What you will do:
Reproduce each of the lines word for word.

Data for processing:
════════════════════
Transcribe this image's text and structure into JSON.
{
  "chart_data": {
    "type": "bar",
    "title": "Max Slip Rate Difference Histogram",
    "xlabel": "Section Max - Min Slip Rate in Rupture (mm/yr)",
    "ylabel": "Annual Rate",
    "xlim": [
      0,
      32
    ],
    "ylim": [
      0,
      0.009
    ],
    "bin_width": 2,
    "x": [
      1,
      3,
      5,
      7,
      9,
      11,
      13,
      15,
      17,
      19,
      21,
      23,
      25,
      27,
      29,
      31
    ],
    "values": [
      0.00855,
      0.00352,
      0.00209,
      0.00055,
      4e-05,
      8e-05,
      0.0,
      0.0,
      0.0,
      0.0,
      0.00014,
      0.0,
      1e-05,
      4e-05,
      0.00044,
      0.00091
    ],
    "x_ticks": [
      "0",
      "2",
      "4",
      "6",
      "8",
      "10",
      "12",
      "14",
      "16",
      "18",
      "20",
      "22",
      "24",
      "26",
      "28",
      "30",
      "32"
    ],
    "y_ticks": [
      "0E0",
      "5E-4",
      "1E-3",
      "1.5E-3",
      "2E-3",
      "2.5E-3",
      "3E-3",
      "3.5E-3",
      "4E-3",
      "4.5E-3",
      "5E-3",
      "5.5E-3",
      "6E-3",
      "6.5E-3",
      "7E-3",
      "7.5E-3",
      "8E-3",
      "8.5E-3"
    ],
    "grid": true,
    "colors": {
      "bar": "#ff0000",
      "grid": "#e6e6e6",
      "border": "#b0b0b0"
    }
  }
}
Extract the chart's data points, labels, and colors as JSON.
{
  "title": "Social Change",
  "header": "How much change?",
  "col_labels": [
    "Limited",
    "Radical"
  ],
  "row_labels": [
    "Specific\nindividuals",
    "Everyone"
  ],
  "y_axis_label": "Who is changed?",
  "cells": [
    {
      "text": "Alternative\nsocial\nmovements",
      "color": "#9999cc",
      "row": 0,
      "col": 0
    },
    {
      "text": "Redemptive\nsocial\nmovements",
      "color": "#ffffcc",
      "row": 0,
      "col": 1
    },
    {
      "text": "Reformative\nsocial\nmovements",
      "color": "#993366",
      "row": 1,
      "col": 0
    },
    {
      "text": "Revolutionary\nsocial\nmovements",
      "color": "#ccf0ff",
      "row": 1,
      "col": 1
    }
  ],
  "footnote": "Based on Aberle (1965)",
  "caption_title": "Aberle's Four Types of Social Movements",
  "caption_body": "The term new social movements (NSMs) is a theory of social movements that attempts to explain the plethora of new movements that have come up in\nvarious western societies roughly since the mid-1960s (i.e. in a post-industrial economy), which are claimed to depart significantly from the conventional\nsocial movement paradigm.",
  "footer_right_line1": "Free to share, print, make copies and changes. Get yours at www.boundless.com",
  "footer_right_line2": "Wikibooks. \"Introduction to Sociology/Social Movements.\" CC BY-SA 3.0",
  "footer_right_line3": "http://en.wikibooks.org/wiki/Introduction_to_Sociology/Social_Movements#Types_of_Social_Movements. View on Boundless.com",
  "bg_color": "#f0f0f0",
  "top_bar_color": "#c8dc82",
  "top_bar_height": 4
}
════════════════════
Answer to the exercise:
Transcribe this image's text and structure into JSON.
{
  "chart_data": {
    "type": "bar",
    "title": "Max Slip Rate Difference Histogram",
    "xlabel": "Section Max - Min Slip Rate in Rupture (mm/yr)",
    "ylabel": "Annual Rate",
    "xlim": [
      0,
      32
    ],
    "ylim": [
      0,
      0.009
    ],
    "bin_width": 2,
    "x": [
      1,
      3,
      5,
      7,
      9,
      11,
      13,
      15,
      17,
      19,
      21,
      23,
      25,
      27,
      29,
      31
    ],
    "values": [
      0.00855,
      0.00352,
      0.00209,
      0.00055,
      4e-05,
      8e-05,
      0.0,
      0.0,
      0.0,
      0.0,
      0.00014,
      0.0,
      1e-05,
      4e-05,
      0.00044,
      0.00091
    ],
    "x_ticks": [
      "0",
      "2",
      "4",
      "6",
      "8",
      "10",
      "12",
      "14",
      "16",
      "18",
      "20",
      "22",
      "24",
      "26",
      "28",
      "30",
      "32"
    ],
    "y_ticks": [
      "0E0",
      "5E-4",
      "1E-3",
      "1.5E-3",
      "2E-3",
      "2.5E-3",
      "3E-3",
      "3.5E-3",
      "4E-3",
      "4.5E-3",
      "5E-3",
      "5.5E-3",
      "6E-3",
      "6.5E-3",
      "7E-3",
      "7.5E-3",
      "8E-3",
      "8.5E-3"
    ],
    "grid": true,
    "colors": {
      "bar": "#ff0000",
      "grid": "#e6e6e6",
      "border": "#b0b0b0"
    }
  }
}
Extract the chart's data points, labels, and colors as JSON.
{
  "title": "Social Change",
  "header": "How much change?",
  "col_labels": [
    "Limited",
    "Radical"
  ],
  "row_labels": [
    "Specific\nindividuals",
    "Everyone"
  ],
  "y_axis_label": "Who is changed?",
  "cells": [
    {
      "text": "Alternative\nsocial\nmovements",
      "color": "#9999cc",
      "row": 0,
      "col": 0
    },
    {
      "text": "Redemptive\nsocial\nmovements",
      "color": "#ffffcc",
      "row": 0,
      "col": 1
    },
    {
      "text": "Reformative\nsocial\nmovements",
      "color": "#993366",
      "row": 1,
      "col": 0
    },
    {
      "text": "Revolutionary\nsocial\nmovements",
      "color": "#ccf0ff",
      "row": 1,
      "col": 1
    }
  ],
  "footnote": "Based on Aberle (1965)",
  "caption_title": "Aberle's Four Types of Social Movements",
  "caption_body": "The term new social movements (NSMs) is a theory of social movements that attempts to explain the plethora of new movements that have come up in\nvarious western societies roughly since the mid-1960s (i.e. in a post-industrial economy), which are claimed to depart significantly from the conventional\nsocial movement paradigm.",
  "footer_right_line1": "Free to share, print, make copies and changes. Get yours at www.boundless.com",
  "footer_right_line2": "Wikibooks. \"Introduction to Sociology/Social Movements.\" CC BY-SA 3.0",
  "footer_right_line3": "http://en.wikibooks.org/wiki/Introduction_to_Sociology/Social_Movements#Types_of_Social_Movements. View on Boundless.com",
  "bg_color": "#f0f0f0",
  "top_bar_color": "#c8dc82",
  "top_bar_height": 4
}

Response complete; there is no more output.